Your objective
Below are the records; pull every line that includes "všecky".

[begin Supplied material]

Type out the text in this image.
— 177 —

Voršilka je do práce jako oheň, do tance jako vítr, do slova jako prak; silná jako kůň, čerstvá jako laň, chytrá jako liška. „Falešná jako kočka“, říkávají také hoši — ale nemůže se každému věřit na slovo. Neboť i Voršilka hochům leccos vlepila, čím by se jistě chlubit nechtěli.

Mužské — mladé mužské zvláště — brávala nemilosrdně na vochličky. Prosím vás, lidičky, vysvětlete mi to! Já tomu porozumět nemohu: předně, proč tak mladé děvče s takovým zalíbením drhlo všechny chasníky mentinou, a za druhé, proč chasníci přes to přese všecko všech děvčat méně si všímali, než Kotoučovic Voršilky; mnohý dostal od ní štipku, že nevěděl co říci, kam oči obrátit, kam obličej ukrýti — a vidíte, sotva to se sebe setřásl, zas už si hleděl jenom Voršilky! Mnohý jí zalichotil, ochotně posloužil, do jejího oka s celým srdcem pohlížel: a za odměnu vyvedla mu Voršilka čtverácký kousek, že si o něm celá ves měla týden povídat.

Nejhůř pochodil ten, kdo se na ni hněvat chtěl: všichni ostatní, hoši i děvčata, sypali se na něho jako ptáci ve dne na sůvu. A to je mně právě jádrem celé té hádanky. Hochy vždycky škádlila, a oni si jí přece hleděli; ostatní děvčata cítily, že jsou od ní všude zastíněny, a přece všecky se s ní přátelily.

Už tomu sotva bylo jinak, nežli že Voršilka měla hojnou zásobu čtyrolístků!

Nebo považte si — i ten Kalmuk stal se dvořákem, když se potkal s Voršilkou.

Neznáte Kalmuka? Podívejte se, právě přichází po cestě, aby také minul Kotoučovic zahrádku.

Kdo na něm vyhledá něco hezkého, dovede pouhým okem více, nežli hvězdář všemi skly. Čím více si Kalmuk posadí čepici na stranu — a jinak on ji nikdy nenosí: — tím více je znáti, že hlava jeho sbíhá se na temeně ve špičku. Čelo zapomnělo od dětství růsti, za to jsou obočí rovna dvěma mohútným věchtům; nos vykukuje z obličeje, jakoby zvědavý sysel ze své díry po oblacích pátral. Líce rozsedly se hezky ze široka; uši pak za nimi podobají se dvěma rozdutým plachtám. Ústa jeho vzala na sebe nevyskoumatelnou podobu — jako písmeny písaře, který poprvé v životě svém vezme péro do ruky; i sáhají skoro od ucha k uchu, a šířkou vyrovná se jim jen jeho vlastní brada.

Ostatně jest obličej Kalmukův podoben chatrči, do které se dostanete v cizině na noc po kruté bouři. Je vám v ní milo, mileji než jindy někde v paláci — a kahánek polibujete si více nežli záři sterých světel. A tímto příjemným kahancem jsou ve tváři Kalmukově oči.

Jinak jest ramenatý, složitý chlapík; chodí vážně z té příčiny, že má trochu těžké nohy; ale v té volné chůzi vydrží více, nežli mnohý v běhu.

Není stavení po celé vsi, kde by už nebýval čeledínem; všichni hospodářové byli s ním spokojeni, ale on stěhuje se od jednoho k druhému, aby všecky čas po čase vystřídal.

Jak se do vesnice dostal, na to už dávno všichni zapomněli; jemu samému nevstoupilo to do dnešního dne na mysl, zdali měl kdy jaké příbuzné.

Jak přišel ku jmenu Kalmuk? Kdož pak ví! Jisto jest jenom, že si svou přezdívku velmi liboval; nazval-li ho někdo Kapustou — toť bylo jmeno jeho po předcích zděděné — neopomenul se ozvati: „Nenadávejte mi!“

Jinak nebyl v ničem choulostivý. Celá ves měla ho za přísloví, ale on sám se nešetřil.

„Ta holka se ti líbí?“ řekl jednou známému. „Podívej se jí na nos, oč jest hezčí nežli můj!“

[end Supplied material]

Correct answer
Nejhůř pochodil ten, kdo se na ni hněvat chtěl: všichni ostatní, hoši i děvčata, sypali se na něho jako ptáci ve dne na sůvu. A to je mně právě jádrem celé té hádanky. Hochy vždycky škádlila, a oni si jí přece hleděli; ostatní děvčata cítily, že jsou od ní všude zastíněny, a přece všecky se s ní přátelily.
Není stavení po celé vsi, kde by už nebýval čeledínem; všichni hospodářové byli s ním spokojeni, ale on stěhuje se od jednoho k druhému, aby všecky čas po čase vystřídal.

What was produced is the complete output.